==== Entries supplied ====
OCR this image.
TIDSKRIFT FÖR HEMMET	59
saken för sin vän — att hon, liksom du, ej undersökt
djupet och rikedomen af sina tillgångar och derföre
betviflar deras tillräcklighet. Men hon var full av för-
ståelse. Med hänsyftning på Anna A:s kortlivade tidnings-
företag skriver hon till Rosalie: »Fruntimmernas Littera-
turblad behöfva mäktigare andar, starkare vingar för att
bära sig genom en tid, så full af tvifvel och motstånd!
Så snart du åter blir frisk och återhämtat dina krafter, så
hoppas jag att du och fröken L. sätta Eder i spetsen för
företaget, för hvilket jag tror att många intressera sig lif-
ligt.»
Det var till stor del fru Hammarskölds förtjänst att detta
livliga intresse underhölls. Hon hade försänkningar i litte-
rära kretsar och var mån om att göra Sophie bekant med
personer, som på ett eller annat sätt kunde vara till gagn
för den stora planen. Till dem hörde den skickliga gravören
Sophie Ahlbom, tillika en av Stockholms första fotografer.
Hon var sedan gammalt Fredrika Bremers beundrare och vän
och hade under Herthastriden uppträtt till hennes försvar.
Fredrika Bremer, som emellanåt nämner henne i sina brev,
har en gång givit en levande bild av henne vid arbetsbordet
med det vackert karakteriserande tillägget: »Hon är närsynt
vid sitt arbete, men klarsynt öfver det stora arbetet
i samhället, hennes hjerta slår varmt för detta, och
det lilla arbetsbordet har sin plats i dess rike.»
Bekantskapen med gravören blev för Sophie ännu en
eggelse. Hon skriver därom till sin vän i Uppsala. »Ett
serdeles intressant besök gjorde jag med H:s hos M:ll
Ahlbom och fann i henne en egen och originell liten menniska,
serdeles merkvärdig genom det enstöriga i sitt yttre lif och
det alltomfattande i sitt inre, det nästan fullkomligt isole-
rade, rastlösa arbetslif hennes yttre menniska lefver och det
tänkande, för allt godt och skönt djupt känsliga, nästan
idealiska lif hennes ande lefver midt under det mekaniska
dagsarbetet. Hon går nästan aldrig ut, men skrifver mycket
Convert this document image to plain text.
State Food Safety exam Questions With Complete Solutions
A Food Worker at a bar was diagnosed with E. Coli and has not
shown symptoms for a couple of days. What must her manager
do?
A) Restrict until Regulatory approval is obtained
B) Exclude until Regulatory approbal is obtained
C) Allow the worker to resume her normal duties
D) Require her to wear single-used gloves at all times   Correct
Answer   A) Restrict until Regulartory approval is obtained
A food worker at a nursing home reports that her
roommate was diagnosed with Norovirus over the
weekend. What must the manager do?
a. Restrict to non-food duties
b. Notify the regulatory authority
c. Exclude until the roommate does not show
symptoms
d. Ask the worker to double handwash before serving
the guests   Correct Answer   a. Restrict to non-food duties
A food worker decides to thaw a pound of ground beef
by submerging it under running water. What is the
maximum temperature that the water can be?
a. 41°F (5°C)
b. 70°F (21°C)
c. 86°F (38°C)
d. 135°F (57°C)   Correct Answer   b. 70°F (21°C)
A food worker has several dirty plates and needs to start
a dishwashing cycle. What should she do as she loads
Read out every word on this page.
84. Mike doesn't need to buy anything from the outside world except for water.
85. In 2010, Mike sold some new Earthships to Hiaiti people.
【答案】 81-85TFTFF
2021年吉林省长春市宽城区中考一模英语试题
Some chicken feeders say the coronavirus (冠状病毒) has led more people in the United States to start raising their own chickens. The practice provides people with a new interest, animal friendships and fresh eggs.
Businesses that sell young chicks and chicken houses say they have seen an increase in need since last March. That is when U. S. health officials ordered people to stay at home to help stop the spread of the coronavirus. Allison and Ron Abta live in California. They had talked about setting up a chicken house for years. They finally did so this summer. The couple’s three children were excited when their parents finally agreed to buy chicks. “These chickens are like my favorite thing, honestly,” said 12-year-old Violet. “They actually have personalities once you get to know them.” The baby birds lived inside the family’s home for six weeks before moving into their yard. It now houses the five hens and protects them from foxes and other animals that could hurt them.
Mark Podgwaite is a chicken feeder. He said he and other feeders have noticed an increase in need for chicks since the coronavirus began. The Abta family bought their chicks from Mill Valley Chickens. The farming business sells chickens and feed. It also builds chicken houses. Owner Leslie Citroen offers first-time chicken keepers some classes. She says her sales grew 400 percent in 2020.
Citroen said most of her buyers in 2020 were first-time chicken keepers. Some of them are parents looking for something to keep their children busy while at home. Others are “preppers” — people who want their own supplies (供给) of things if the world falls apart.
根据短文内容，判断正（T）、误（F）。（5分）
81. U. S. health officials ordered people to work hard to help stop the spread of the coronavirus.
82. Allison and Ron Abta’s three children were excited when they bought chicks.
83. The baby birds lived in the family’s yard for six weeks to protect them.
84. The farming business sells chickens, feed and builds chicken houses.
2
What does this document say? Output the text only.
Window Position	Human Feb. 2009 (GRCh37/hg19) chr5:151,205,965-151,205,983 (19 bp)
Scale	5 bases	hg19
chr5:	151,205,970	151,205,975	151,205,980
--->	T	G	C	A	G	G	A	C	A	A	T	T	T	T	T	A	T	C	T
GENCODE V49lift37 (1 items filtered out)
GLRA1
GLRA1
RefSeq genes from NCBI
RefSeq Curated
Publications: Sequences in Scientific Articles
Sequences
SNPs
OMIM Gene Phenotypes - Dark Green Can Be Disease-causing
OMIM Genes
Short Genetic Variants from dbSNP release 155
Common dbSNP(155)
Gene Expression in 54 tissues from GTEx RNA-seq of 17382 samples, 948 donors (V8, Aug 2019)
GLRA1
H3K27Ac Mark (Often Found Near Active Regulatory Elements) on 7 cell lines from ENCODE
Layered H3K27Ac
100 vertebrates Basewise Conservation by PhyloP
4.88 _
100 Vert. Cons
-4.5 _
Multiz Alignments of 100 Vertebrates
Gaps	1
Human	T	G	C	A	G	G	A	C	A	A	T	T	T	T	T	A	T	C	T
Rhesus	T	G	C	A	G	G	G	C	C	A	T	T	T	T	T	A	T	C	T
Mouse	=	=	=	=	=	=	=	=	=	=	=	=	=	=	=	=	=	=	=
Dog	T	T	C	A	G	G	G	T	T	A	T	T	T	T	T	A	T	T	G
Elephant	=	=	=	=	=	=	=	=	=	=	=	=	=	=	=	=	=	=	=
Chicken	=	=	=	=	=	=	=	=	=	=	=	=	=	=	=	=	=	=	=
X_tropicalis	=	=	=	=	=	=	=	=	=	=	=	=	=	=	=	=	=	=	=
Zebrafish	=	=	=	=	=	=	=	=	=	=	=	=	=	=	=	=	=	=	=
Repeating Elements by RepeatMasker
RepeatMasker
====
**What to work on**
The records above should be restated word for word, please.

**Response below**
OCR this image.
TIDSKRIFT FÖR HEMMET	59
saken för sin vän — att hon, liksom du, ej undersökt
djupet och rikedomen af sina tillgångar och derföre
betviflar deras tillräcklighet. Men hon var full av för-
ståelse. Med hänsyftning på Anna A:s kortlivade tidnings-
företag skriver hon till Rosalie: »Fruntimmernas Littera-
turblad behöfva mäktigare andar, starkare vingar för att
bära sig genom en tid, så full af tvifvel och motstånd!
Så snart du åter blir frisk och återhämtat dina krafter, så
hoppas jag att du och fröken L. sätta Eder i spetsen för
företaget, för hvilket jag tror att många intressera sig lif-
ligt.»
Det var till stor del fru Hammarskölds förtjänst att detta
livliga intresse underhölls. Hon hade försänkningar i litte-
rära kretsar och var mån om att göra Sophie bekant med
personer, som på ett eller annat sätt kunde vara till gagn
för den stora planen. Till dem hörde den skickliga gravören
Sophie Ahlbom, tillika en av Stockholms första fotografer.
Hon var sedan gammalt Fredrika Bremers beundrare och vän
och hade under Herthastriden uppträtt till hennes försvar.
Fredrika Bremer, som emellanåt nämner henne i sina brev,
har en gång givit en levande bild av henne vid arbetsbordet
med det vackert karakteriserande tillägget: »Hon är närsynt
vid sitt arbete, men klarsynt öfver det stora arbetet
i samhället, hennes hjerta slår varmt för detta, och
det lilla arbetsbordet har sin plats i dess rike.»
Bekantskapen med gravören blev för Sophie ännu en
eggelse. Hon skriver därom till sin vän i Uppsala. »Ett
serdeles intressant besök gjorde jag med H:s hos M:ll
Ahlbom och fann i henne en egen och originell liten menniska,
serdeles merkvärdig genom det enstöriga i sitt yttre lif och
det alltomfattande i sitt inre, det nästan fullkomligt isole-
rade, rastlösa arbetslif hennes yttre menniska lefver och det
tänkande, för allt godt och skönt djupt känsliga, nästan
idealiska lif hennes ande lefver midt under det mekaniska
dagsarbetet. Hon går nästan aldrig ut, men skrifver mycket
Convert this document image to plain text.
State Food Safety exam Questions With Complete Solutions
A Food Worker at a bar was diagnosed with E. Coli and has not
shown symptoms for a couple of days. What must her manager
do?
A) Restrict until Regulatory approval is obtained
B) Exclude until Regulatory approbal is obtained
C) Allow the worker to resume her normal duties
D) Require her to wear single-used gloves at all times   Correct
Answer   A) Restrict until Regulartory approval is obtained
A food worker at a nursing home reports that her
roommate was diagnosed with Norovirus over the
weekend. What must the manager do?
a. Restrict to non-food duties
b. Notify the regulatory authority
c. Exclude until the roommate does not show
symptoms
d. Ask the worker to double handwash before serving
the guests   Correct Answer   a. Restrict to non-food duties
A food worker decides to thaw a pound of ground beef
by submerging it under running water. What is the
maximum temperature that the water can be?
a. 41°F (5°C)
b. 70°F (21°C)
c. 86°F (38°C)
d. 135°F (57°C)   Correct Answer   b. 70°F (21°C)
A food worker has several dirty plates and needs to start
a dishwashing cycle. What should she do as she loads
Read out every word on this page.
84. Mike doesn't need to buy anything from the outside world except for water.
85. In 2010, Mike sold some new Earthships to Hiaiti people.
【答案】 81-85TFTFF
2021年吉林省长春市宽城区中考一模英语试题
Some chicken feeders say the coronavirus (冠状病毒) has led more people in the United States to start raising their own chickens. The practice provides people with a new interest, animal friendships and fresh eggs.
Businesses that sell young chicks and chicken houses say they have seen an increase in need since last March. That is when U. S. health officials ordered people to stay at home to help stop the spread of the coronavirus. Allison and Ron Abta live in California. They had talked about setting up a chicken house for years. They finally did so this summer. The couple’s three children were excited when their parents finally agreed to buy chicks. “These chickens are like my favorite thing, honestly,” said 12-year-old Violet. “They actually have personalities once you get to know them.” The baby birds lived inside the family’s home for six weeks before moving into their yard. It now houses the five hens and protects them from foxes and other animals that could hurt them.
Mark Podgwaite is a chicken feeder. He said he and other feeders have noticed an increase in need for chicks since the coronavirus began. The Abta family bought their chicks from Mill Valley Chickens. The farming business sells chickens and feed. It also builds chicken houses. Owner Leslie Citroen offers first-time chicken keepers some classes. She says her sales grew 400 percent in 2020.
Citroen said most of her buyers in 2020 were first-time chicken keepers. Some of them are parents looking for something to keep their children busy while at home. Others are “preppers” — people who want their own supplies (供给) of things if the world falls apart.
根据短文内容，判断正（T）、误（F）。（5分）
81. U. S. health officials ordered people to work hard to help stop the spread of the coronavirus.
82. Allison and Ron Abta’s three children were excited when they bought chicks.
83. The baby birds lived in the family’s yard for six weeks to protect them.
84. The farming business sells chickens, feed and builds chicken houses.
2
What does this document say? Output the text only.
Window Position	Human Feb. 2009 (GRCh37/hg19) chr5:151,205,965-151,205,983 (19 bp)
Scale	5 bases	hg19
chr5:	151,205,970	151,205,975	151,205,980
--->	T	G	C	A	G	G	A	C	A	A	T	T	T	T	T	A	T	C	T
GENCODE V49lift37 (1 items filtered out)
GLRA1
GLRA1
RefSeq genes from NCBI
RefSeq Curated
Publications: Sequences in Scientific Articles
Sequences
SNPs
OMIM Gene Phenotypes - Dark Green Can Be Disease-causing
OMIM Genes
Short Genetic Variants from dbSNP release 155
Common dbSNP(155)
Gene Expression in 54 tissues from GTEx RNA-seq of 17382 samples, 948 donors (V8, Aug 2019)
GLRA1
H3K27Ac Mark (Often Found Near Active Regulatory Elements) on 7 cell lines from ENCODE
Layered H3K27Ac
100 vertebrates Basewise Conservation by PhyloP
4.88 _
100 Vert. Cons
-4.5 _
Multiz Alignments of 100 Vertebrates
Gaps	1
Human	T	G	C	A	G	G	A	C	A	A	T	T	T	T	T	A	T	C	T
Rhesus	T	G	C	A	G	G	G	C	C	A	T	T	T	T	T	A	T	C	T
Mouse	=	=	=	=	=	=	=	=	=	=	=	=	=	=	=	=	=	=	=
Dog	T	T	C	A	G	G	G	T	T	A	T	T	T	T	T	A	T	T	G
Elephant	=	=	=	=	=	=	=	=	=	=	=	=	=	=	=	=	=	=	=
Chicken	=	=	=	=	=	=	=	=	=	=	=	=	=	=	=	=	=	=	=
X_tropicalis	=	=	=	=	=	=	=	=	=	=	=	=	=	=	=	=	=	=	=
Zebrafish	=	=	=	=	=	=	=	=	=	=	=	=	=	=	=	=	=	=	=
Repeating Elements by RepeatMasker
RepeatMasker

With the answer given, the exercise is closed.